(Figure contents as structured data)

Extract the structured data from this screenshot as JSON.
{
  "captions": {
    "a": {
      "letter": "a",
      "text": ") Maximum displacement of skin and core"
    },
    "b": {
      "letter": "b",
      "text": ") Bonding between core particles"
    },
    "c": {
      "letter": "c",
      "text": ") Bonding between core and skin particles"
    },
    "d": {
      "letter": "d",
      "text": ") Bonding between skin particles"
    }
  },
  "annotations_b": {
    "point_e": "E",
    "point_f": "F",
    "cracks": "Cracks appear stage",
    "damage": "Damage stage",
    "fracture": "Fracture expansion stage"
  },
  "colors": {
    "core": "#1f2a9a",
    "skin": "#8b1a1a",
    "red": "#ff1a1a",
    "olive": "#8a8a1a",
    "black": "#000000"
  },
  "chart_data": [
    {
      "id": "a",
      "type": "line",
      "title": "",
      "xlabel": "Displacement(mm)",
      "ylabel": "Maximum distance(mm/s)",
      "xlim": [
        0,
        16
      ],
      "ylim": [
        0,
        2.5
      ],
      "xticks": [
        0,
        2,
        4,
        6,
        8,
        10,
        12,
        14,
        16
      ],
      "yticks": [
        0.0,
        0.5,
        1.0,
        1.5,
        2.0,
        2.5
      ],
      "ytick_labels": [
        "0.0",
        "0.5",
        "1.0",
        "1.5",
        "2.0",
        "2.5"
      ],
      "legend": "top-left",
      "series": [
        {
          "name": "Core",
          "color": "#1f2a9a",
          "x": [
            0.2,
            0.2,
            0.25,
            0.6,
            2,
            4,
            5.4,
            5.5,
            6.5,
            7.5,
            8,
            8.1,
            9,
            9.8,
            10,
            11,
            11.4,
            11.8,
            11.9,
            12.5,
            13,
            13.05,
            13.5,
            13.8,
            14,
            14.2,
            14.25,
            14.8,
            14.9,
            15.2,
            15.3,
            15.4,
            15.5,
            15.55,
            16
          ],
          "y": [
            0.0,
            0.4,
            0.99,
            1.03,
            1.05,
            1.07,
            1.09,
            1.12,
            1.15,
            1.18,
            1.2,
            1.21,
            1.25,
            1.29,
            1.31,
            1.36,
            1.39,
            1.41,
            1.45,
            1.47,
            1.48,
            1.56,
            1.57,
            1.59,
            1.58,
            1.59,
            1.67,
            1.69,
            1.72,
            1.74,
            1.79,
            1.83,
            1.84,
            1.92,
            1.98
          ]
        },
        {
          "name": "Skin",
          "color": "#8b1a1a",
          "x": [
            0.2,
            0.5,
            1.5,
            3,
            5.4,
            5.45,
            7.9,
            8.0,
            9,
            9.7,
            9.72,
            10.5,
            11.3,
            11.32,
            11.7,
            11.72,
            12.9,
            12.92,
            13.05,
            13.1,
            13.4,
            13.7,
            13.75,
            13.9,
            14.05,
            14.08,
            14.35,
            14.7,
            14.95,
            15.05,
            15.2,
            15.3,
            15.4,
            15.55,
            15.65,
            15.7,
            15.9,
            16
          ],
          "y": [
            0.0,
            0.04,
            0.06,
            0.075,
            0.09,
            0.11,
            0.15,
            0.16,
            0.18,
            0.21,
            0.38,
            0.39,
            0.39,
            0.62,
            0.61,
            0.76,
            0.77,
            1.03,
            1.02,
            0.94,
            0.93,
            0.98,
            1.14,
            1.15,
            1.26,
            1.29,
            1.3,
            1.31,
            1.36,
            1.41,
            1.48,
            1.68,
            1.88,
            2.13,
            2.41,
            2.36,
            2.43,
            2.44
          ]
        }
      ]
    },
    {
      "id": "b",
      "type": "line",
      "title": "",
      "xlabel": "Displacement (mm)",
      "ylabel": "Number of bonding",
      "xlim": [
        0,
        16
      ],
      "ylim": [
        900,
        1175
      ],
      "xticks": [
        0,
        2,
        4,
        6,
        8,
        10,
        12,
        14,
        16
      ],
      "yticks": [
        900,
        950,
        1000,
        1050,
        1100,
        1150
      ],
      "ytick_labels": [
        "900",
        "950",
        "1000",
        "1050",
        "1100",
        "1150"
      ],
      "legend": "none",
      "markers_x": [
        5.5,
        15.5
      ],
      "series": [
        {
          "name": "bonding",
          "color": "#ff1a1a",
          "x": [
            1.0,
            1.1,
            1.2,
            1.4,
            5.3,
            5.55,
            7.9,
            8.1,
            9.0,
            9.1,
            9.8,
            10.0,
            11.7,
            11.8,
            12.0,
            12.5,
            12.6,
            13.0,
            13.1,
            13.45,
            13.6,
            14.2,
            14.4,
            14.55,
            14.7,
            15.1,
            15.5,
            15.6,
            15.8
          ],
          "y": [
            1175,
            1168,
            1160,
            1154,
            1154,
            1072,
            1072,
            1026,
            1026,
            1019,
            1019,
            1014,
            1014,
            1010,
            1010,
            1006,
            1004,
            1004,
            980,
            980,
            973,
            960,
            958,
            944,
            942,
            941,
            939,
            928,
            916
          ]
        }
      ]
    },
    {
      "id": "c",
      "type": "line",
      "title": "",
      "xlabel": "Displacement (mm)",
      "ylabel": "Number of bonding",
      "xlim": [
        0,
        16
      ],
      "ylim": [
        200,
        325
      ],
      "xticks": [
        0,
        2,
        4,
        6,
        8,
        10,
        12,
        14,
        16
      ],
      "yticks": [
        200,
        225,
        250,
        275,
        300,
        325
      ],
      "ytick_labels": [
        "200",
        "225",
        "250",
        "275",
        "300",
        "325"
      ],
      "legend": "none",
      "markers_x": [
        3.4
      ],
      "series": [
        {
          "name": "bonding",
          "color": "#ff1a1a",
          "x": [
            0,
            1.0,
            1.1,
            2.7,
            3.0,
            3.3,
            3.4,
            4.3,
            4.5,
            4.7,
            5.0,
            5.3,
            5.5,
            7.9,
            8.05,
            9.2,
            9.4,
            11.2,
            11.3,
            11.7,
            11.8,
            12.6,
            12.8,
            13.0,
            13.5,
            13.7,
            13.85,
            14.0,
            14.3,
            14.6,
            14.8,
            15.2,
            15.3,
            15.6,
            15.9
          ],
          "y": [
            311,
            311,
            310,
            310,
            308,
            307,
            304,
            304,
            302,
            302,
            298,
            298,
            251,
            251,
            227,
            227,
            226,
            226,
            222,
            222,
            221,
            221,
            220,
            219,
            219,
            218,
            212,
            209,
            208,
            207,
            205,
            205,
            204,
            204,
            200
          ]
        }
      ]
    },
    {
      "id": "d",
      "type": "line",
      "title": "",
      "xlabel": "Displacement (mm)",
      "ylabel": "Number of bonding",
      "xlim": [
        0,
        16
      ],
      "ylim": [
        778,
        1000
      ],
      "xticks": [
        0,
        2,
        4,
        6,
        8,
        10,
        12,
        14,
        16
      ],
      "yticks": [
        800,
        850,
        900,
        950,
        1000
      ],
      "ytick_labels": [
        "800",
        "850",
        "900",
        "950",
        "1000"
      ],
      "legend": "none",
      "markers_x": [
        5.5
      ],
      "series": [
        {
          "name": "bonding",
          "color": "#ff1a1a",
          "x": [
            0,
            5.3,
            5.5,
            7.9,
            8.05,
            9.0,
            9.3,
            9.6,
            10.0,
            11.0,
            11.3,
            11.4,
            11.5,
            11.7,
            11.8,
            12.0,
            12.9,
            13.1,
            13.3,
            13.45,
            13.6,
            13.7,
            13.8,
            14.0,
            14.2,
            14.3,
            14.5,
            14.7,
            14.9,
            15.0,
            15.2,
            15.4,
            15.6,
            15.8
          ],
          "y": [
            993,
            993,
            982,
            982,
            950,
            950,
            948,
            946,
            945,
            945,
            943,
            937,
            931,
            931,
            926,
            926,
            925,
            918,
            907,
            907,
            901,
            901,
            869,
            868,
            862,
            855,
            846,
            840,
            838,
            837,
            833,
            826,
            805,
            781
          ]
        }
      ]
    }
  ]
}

» **Work to do**
Search the data for "between". Copy every line that has it.

» **Exercise answer**
      "text": ") Bonding between core particles"
      "text": ") Bonding between core and skin particles"
      "text": ") Bonding between skin particles"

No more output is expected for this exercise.